§ **Record list**
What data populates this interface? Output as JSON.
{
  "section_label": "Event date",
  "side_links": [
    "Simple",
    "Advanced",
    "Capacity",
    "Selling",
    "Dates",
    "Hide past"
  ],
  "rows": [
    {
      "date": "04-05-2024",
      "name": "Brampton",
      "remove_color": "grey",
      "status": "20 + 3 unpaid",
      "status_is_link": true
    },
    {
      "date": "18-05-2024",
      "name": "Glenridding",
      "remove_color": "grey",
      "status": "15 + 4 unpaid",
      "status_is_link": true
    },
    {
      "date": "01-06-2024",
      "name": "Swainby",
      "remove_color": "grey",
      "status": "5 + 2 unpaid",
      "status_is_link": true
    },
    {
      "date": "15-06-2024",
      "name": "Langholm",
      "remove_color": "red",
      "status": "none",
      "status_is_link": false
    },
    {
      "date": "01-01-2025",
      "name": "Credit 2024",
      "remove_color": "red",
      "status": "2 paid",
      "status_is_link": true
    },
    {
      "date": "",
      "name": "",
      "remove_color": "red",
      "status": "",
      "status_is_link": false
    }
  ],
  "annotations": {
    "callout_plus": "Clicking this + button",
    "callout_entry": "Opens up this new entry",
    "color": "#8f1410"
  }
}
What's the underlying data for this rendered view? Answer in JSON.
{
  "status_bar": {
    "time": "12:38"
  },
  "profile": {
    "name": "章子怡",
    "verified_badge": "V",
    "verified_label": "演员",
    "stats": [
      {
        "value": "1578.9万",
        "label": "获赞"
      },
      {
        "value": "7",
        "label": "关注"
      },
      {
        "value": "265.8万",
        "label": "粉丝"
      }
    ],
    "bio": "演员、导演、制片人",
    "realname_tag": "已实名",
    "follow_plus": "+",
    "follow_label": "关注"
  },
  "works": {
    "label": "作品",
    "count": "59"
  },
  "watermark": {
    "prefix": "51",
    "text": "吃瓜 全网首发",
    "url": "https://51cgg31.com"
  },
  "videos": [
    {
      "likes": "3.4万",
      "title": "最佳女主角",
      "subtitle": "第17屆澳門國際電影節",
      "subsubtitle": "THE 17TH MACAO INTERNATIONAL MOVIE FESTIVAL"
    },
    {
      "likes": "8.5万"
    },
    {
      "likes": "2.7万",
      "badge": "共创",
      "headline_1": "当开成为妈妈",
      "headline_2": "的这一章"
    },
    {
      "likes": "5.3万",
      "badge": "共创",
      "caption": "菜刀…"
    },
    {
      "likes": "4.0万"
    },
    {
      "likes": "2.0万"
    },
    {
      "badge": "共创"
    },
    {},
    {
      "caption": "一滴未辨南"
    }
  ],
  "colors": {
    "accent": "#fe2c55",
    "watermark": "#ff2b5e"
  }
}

§ **The problem**
Filter the listing above for the string "likes" and copy every matching line.

§ **Correct output**
      "likes": "3.4万",
      "likes": "8.5万"
      "likes": "2.7万",
      "likes": "5.3万",
      "likes": "4.0万"
      "likes": "2.0万"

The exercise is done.